== WHAT TO DO ==
Copy out the listing that follows, exactly, without its pictures.

== SUPPLIED RECORDS ==
_ _ _ _
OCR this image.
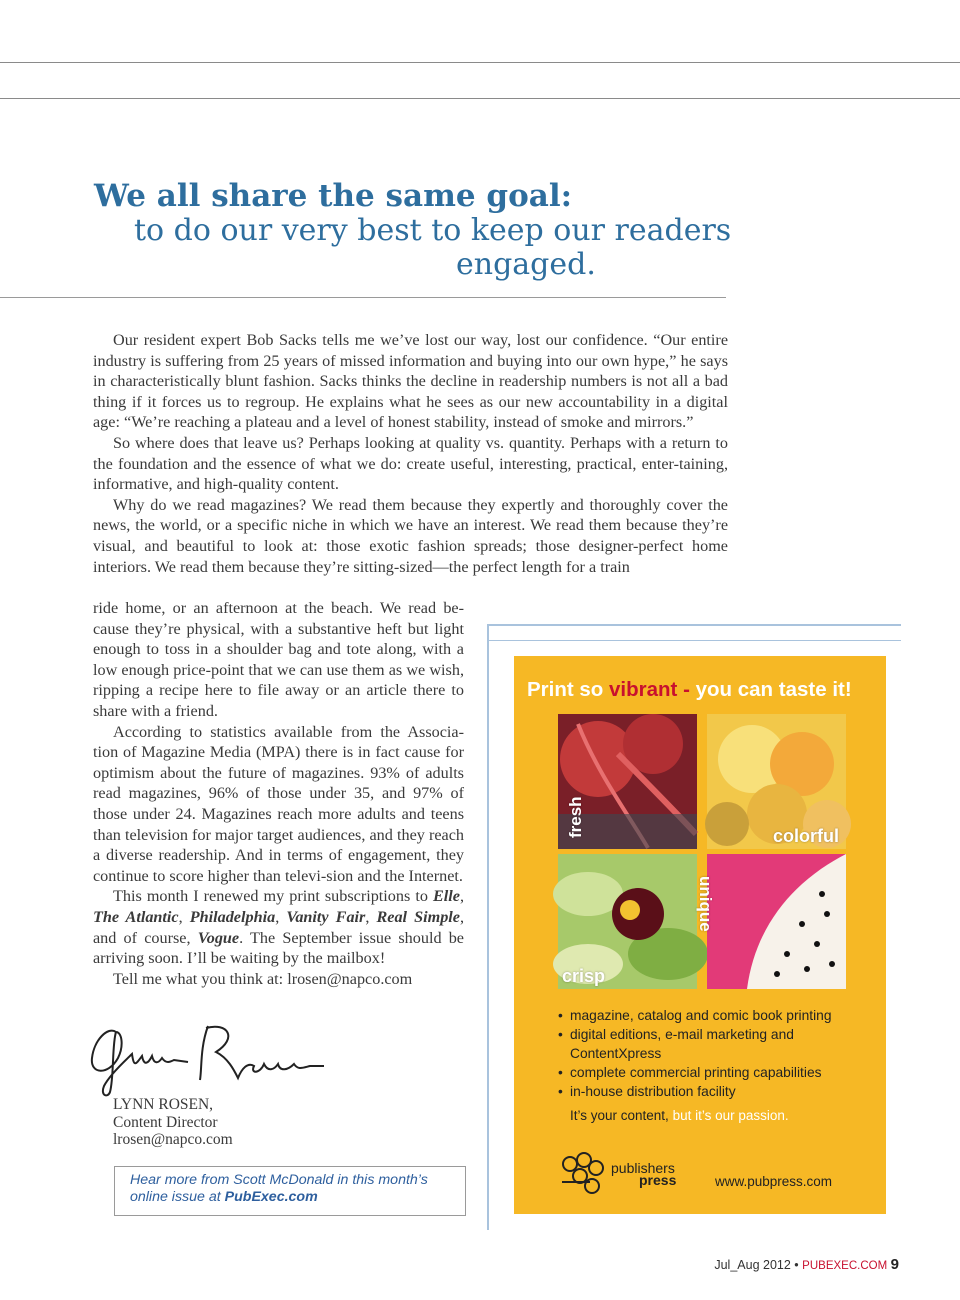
We all share the same goal:
to do our very best to keep our readers
engaged.

Our resident expert Bob Sacks tells me we’ve lost our way, lost our confidence. “Our entire industry is suffering from 25 years of missed information and buying into our own hype,” he says in characteristically blunt fashion. Sacks thinks the decline in readership numbers is not all a bad thing if it forces us to regroup. He explains what he sees as our new accountability in a digital age: “We’re reaching a plateau and a level of honest stability, instead of smoke and mirrors.”

So where does that leave us? Perhaps looking at quality vs. quantity. Perhaps with a return to the foundation and the essence of what we do: create useful, interesting, practical, enter-taining, informative, and high-quality content.

Why do we read magazines? We read them because they expertly and thoroughly cover the news, the world, or a specific niche in which we have an interest. We read them because they’re visual, and beautiful to look at: those exotic fashion spreads; those designer-perfect home interiors. We read them because they’re sitting-sized—the perfect length for a train

ride home, or an afternoon at the beach. We read be-cause they’re physical, with a substantive heft but light enough to toss in a shoulder bag and tote along, with a low enough price-point that we can use them as we wish, ripping a recipe here to file away or an article there to share with a friend.

According to statistics available from the Associa-tion of Magazine Media (MPA) there is in fact cause for optimism about the future of magazines. 93% of adults read magazines, 96% of those under 35, and 97% of those under 24. Magazines reach more adults and teens than television for major target audiences, and they reach a diverse readership. And in terms of engagement, they continue to score higher than televi-sion and the Internet.

This month I renewed my print subscriptions to Elle, The Atlantic, Philadelphia, Vanity Fair, Real Simple, and of course, Vogue. The September issue should be arriving soon. I’ll be waiting by the mailbox!

Tell me what you think at: lrosen@napco.com

LYNN ROSEN,
Content Director
lrosen@napco.com
Hear more from Scott McDonald in this month’s online issue at PubExec.com
Print so vibrant - you can taste it!
fresh	colorful
crisp
unique
• magazine, catalog and comic book printing
• digital editions, e-mail marketing and ContentXpress
• complete commercial printing capabilities
• in-house distribution facility
It’s your content, but it’s our passion.
publishers
press	www.pubpress.com
Jul_Aug 2012 • PUBEXEC.COM 9
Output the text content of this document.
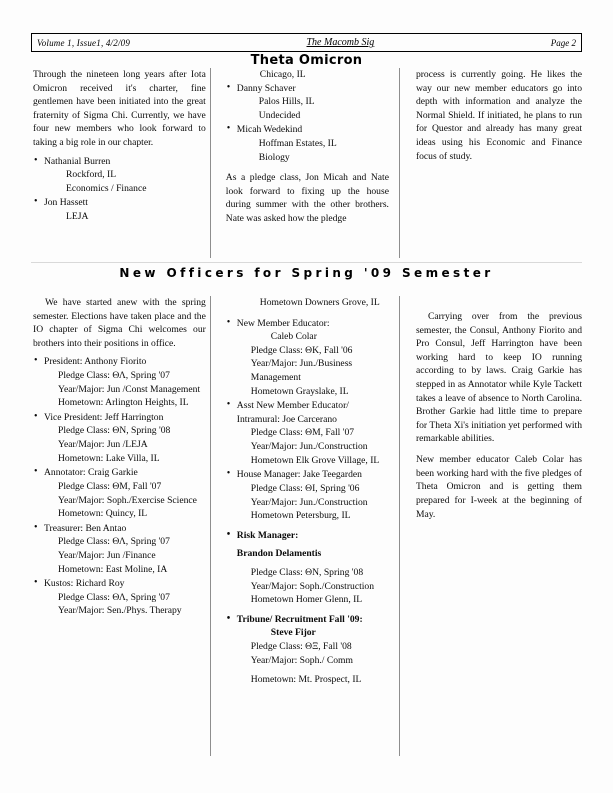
Volume 1, Issue1, 4/2/09	The Macomb Sig	Page 2
Theta Omicron

Through the nineteen long years after Iota Omicron received it's charter, fine gentlemen have been initiated into the great fraternity of Sigma Chi. Currently, we have four new members who look forward to taking a big role in our chapter.

• Nathanial Burren
Rockford, IL
Economics / Finance
• Jon Hassett
LEJA
Chicago, IL
• Danny Schaver
Palos Hills, IL
Undecided
• Micah Wedekind
Hoffman Estates, IL
Biology

As a pledge class, Jon Micah and Nate look forward to fixing up the house during summer with the other brothers. Nate was asked how the pledge

process is currently going. He likes the way our new member educators go into depth with information and analyze the Normal Shield. If initiated, he plans to run for Questor and already has many great ideas using his Economic and Finance focus of study.

New Officers for Spring '09 Semester

We have started anew with the spring semester. Elections have taken place and the IO chapter of Sigma Chi welcomes our brothers into their positions in office.

• President: Anthony Fiorito
Pledge Class: ΘΛ, Spring '07
Year/Major: Jun /Const Management
Hometown: Arlington Heights, IL
• Vice President: Jeff Harrington
Pledge Class: ΘN, Spring '08
Year/Major: Jun /LEJA
Hometown: Lake Villa, IL
• Annotator: Craig Garkie
Pledge Class: ΘM, Fall '07
Year/Major: Soph./Exercise Science
Hometown: Quincy, IL
• Treasurer: Ben Antao
Pledge Class: ΘΛ, Spring '07
Year/Major: Jun /Finance
Hometown: East Moline, IA
• Kustos: Richard Roy
Pledge Class: ΘΛ, Spring '07
Year/Major: Sen./Phys. Therapy
Hometown Downers Grove, IL
• New Member Educator:
Caleb Colar
Pledge Class: ΘK, Fall '06
Year/Major: Jun./Business Management
Hometown Grayslake, IL
• Asst New Member Educator/ Intramural: Joe Carcerano
Pledge Class: ΘM, Fall '07
Year/Major: Jun./Construction
Hometown Elk Grove Village, IL
• House Manager: Jake Teegarden
Pledge Class: ΘI, Spring '06
Year/Major: Jun./Construction
Hometown Petersburg, IL
• Risk Manager:
Brandon Delamentis
Pledge Class: ΘN, Spring '08
Year/Major: Soph./Construction
Hometown Homer Glenn, IL
• Tribune/ Recruitment Fall '09:
Steve Fijor
Pledge Class: ΘΞ, Fall '08
Year/Major: Soph./ Comm
Hometown: Mt. Prospect, IL

Carrying over from the previous semester, the Consul, Anthony Fiorito and Pro Consul, Jeff Harrington have been working hard to keep IO running according to by laws. Craig Garkie has stepped in as Annotator while Kyle Tackett takes a leave of absence to North Carolina. Brother Garkie had little time to prepare for Theta Xi's initiation yet performed with remarkable abilities.

New member educator Caleb Colar has been working hard with the five pledges of Theta Omicron and is getting them prepared for I-week at the beginning of May.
_ _ _ _
== WRITTEN ANSWER ==
OCR this image.
We all share the same goal:
to do our very best to keep our readers
engaged.

Our resident expert Bob Sacks tells me we’ve lost our way, lost our confidence. “Our entire industry is suffering from 25 years of missed information and buying into our own hype,” he says in characteristically blunt fashion. Sacks thinks the decline in readership numbers is not all a bad thing if it forces us to regroup. He explains what he sees as our new accountability in a digital age: “We’re reaching a plateau and a level of honest stability, instead of smoke and mirrors.”

So where does that leave us? Perhaps looking at quality vs. quantity. Perhaps with a return to the foundation and the essence of what we do: create useful, interesting, practical, enter-taining, informative, and high-quality content.

Why do we read magazines? We read them because they expertly and thoroughly cover the news, the world, or a specific niche in which we have an interest. We read them because they’re visual, and beautiful to look at: those exotic fashion spreads; those designer-perfect home interiors. We read them because they’re sitting-sized—the perfect length for a train

ride home, or an afternoon at the beach. We read be-cause they’re physical, with a substantive heft but light enough to toss in a shoulder bag and tote along, with a low enough price-point that we can use them as we wish, ripping a recipe here to file away or an article there to share with a friend.

According to statistics available from the Associa-tion of Magazine Media (MPA) there is in fact cause for optimism about the future of magazines. 93% of adults read magazines, 96% of those under 35, and 97% of those under 24. Magazines reach more adults and teens than television for major target audiences, and they reach a diverse readership. And in terms of engagement, they continue to score higher than televi-sion and the Internet.

This month I renewed my print subscriptions to Elle, The Atlantic, Philadelphia, Vanity Fair, Real Simple, and of course, Vogue. The September issue should be arriving soon. I’ll be waiting by the mailbox!

Tell me what you think at: lrosen@napco.com

LYNN ROSEN,
Content Director
lrosen@napco.com
Hear more from Scott McDonald in this month’s online issue at PubExec.com
Print so vibrant - you can taste it!
fresh	colorful
crisp
unique
• magazine, catalog and comic book printing
• digital editions, e-mail marketing and ContentXpress
• complete commercial printing capabilities
• in-house distribution facility
It’s your content, but it’s our passion.
publishers
press	www.pubpress.com
Jul_Aug 2012 • PUBEXEC.COM 9
Output the text content of this document.
Volume 1, Issue1, 4/2/09	The Macomb Sig	Page 2
Theta Omicron

Through the nineteen long years after Iota Omicron received it's charter, fine gentlemen have been initiated into the great fraternity of Sigma Chi. Currently, we have four new members who look forward to taking a big role in our chapter.

• Nathanial Burren
Rockford, IL
Economics / Finance
• Jon Hassett
LEJA
Chicago, IL
• Danny Schaver
Palos Hills, IL
Undecided
• Micah Wedekind
Hoffman Estates, IL
Biology

As a pledge class, Jon Micah and Nate look forward to fixing up the house during summer with the other brothers. Nate was asked how the pledge

process is currently going. He likes the way our new member educators go into depth with information and analyze the Normal Shield. If initiated, he plans to run for Questor and already has many great ideas using his Economic and Finance focus of study.

New Officers for Spring '09 Semester

We have started anew with the spring semester. Elections have taken place and the IO chapter of Sigma Chi welcomes our brothers into their positions in office.

• President: Anthony Fiorito
Pledge Class: ΘΛ, Spring '07
Year/Major: Jun /Const Management
Hometown: Arlington Heights, IL
• Vice President: Jeff Harrington
Pledge Class: ΘN, Spring '08
Year/Major: Jun /LEJA
Hometown: Lake Villa, IL
• Annotator: Craig Garkie
Pledge Class: ΘM, Fall '07
Year/Major: Soph./Exercise Science
Hometown: Quincy, IL
• Treasurer: Ben Antao
Pledge Class: ΘΛ, Spring '07
Year/Major: Jun /Finance
Hometown: East Moline, IA
• Kustos: Richard Roy
Pledge Class: ΘΛ, Spring '07
Year/Major: Sen./Phys. Therapy
Hometown Downers Grove, IL
• New Member Educator:
Caleb Colar
Pledge Class: ΘK, Fall '06
Year/Major: Jun./Business Management
Hometown Grayslake, IL
• Asst New Member Educator/ Intramural: Joe Carcerano
Pledge Class: ΘM, Fall '07
Year/Major: Jun./Construction
Hometown Elk Grove Village, IL
• House Manager: Jake Teegarden
Pledge Class: ΘI, Spring '06
Year/Major: Jun./Construction
Hometown Petersburg, IL
• Risk Manager:
Brandon Delamentis
Pledge Class: ΘN, Spring '08
Year/Major: Soph./Construction
Hometown Homer Glenn, IL
• Tribune/ Recruitment Fall '09:
Steve Fijor
Pledge Class: ΘΞ, Fall '08
Year/Major: Soph./ Comm
Hometown: Mt. Prospect, IL

Carrying over from the previous semester, the Consul, Anthony Fiorito and Pro Consul, Jeff Harrington have been working hard to keep IO running according to by laws. Craig Garkie has stepped in as Annotator while Kyle Tackett takes a leave of absence to North Carolina. Brother Garkie had little time to prepare for Theta Xi's initiation yet performed with remarkable abilities.

New member educator Caleb Colar has been working hard with the five pledges of Theta Omicron and is getting them prepared for I-week at the beginning of May.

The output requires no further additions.